• [DATA ENTRIES]:
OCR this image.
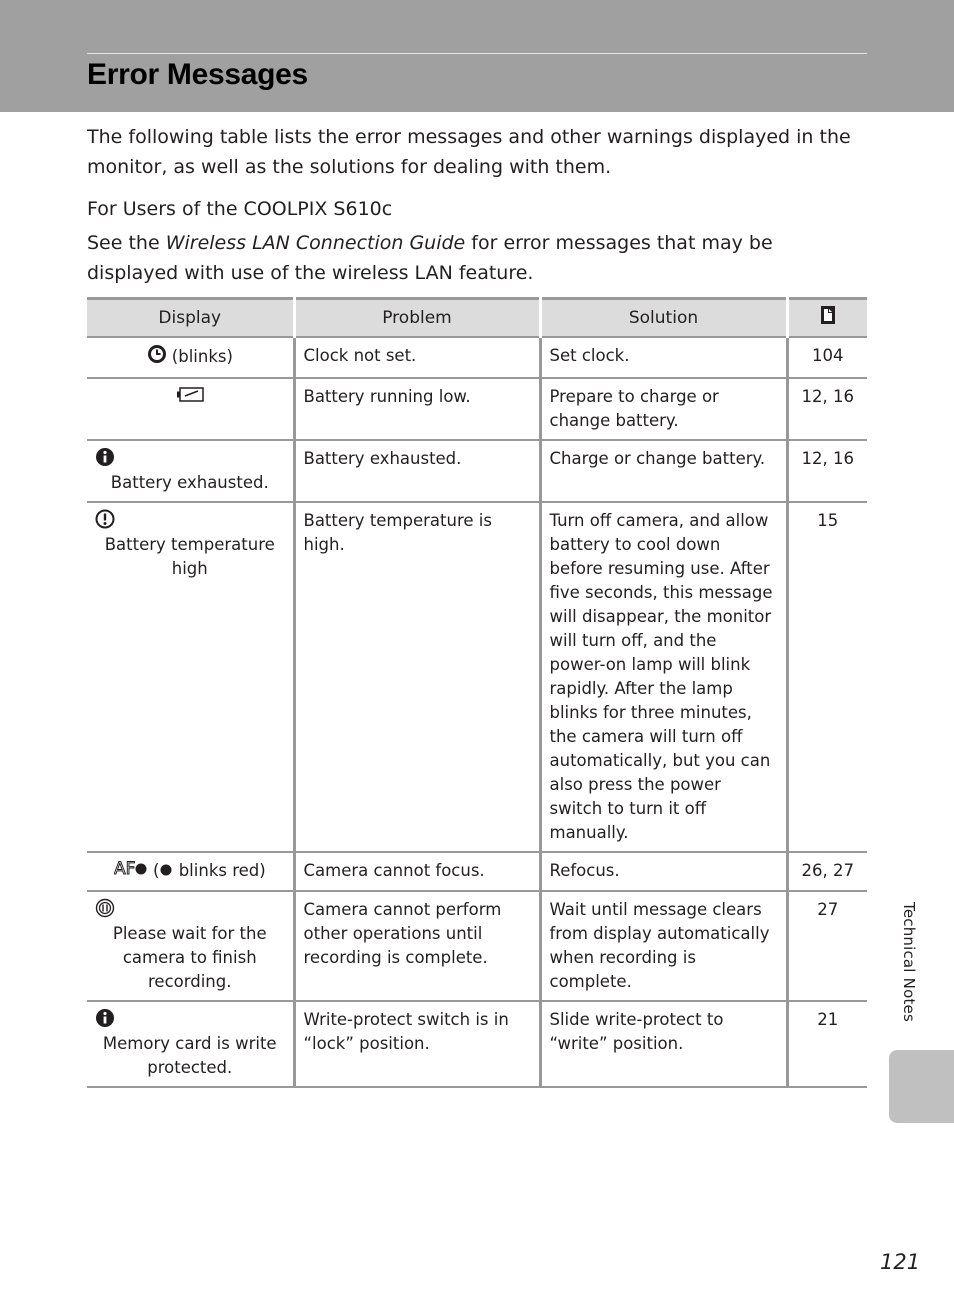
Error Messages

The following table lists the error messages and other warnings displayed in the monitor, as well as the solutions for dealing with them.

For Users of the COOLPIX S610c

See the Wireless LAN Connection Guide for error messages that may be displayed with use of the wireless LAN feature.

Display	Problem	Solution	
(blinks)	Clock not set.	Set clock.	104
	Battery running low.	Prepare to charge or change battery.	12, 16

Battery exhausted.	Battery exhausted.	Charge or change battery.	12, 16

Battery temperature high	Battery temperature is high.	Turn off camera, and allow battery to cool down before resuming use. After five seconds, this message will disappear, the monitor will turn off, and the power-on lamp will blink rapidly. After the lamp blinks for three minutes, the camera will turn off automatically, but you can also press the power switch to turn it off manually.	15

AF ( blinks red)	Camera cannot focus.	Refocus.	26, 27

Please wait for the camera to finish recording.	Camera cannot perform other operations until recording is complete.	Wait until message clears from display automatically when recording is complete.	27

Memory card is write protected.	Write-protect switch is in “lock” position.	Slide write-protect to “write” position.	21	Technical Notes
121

--

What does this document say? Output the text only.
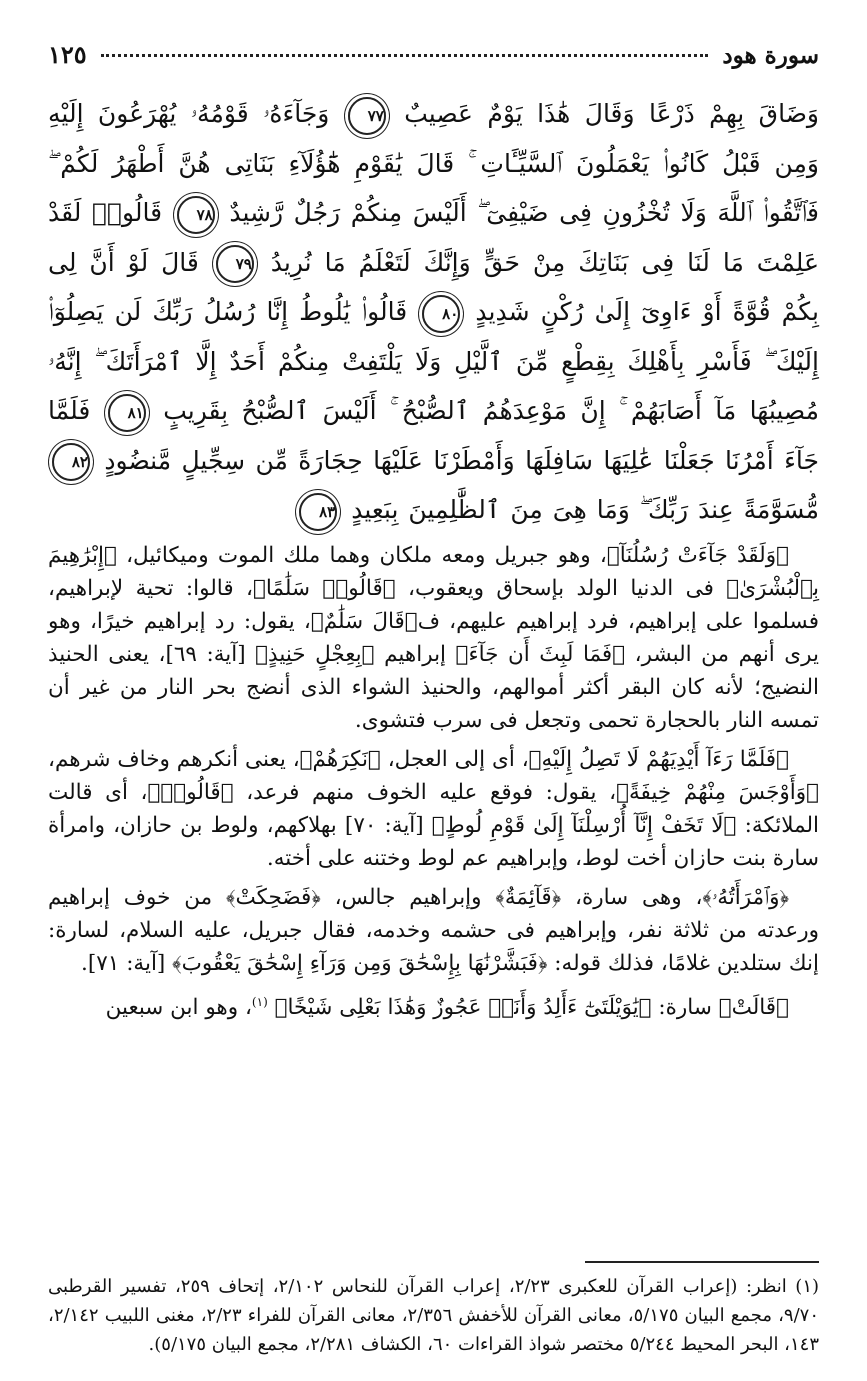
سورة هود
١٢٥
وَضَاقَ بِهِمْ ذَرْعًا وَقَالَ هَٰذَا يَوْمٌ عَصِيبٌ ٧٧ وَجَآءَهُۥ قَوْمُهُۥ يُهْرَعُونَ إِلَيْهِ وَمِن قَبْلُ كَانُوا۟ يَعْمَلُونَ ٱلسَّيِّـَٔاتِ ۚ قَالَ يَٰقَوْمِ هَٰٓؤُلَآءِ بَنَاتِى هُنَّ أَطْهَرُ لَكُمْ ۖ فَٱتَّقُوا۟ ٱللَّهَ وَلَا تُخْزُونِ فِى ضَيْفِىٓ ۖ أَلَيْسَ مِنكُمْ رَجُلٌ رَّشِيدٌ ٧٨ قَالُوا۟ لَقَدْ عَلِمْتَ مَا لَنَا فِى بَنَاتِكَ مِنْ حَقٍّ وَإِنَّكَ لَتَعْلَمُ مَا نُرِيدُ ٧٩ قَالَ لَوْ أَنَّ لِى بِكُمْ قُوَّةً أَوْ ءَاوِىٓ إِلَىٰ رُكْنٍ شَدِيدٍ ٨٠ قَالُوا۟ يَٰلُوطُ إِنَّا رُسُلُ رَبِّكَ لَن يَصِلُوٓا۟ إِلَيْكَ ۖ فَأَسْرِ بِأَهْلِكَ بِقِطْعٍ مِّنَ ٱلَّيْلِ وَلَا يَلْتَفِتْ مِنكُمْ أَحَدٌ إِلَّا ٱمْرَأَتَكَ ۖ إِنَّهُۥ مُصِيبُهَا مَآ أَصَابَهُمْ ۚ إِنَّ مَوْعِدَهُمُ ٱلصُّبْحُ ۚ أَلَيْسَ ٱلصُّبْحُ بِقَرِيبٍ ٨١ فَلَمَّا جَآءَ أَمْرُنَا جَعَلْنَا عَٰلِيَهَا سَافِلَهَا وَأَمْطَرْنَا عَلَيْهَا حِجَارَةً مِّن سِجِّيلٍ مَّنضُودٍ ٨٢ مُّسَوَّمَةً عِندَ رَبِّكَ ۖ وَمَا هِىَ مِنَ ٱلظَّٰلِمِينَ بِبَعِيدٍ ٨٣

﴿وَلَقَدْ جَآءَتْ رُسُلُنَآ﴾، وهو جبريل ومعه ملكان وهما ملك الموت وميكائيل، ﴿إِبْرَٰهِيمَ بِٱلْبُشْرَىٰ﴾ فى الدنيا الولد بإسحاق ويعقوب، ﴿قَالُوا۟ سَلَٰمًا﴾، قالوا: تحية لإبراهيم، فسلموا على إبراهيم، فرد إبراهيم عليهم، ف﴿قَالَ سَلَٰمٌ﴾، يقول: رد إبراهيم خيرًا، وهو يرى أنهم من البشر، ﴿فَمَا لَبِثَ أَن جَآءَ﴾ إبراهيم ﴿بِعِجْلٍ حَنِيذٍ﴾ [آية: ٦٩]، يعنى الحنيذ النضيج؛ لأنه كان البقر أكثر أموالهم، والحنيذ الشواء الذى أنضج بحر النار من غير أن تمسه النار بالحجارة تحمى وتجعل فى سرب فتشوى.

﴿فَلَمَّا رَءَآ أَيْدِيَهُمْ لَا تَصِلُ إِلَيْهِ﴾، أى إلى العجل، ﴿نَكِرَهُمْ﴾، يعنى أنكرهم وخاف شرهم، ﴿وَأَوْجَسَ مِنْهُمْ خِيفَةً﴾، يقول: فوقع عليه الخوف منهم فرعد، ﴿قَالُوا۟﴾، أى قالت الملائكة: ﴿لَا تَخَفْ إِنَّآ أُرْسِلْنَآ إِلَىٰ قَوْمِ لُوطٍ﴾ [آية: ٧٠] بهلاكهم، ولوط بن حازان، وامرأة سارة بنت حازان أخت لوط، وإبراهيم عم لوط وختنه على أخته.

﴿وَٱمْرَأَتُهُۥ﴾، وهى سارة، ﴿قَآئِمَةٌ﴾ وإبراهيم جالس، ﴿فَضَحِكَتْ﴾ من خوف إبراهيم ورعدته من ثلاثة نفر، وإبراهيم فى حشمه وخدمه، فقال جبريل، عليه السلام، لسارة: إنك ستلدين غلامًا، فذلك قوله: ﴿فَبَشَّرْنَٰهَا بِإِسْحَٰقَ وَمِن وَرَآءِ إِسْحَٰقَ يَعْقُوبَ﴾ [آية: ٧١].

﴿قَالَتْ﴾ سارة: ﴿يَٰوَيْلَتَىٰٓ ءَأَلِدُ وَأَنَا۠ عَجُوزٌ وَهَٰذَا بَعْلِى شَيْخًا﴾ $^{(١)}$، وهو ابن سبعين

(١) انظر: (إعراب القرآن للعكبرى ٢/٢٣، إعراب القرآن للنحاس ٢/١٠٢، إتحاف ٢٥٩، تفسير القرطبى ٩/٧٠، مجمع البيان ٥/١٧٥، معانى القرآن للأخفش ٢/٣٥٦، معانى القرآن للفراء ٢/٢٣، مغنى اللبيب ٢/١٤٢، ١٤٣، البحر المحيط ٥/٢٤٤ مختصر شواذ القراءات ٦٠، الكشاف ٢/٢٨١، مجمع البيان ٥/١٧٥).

• [WRITTEN REQUEST]: Tell how many lines in the material contain the word "with". Only the number is wanted.

• [WRITTEN ANSWER]: 2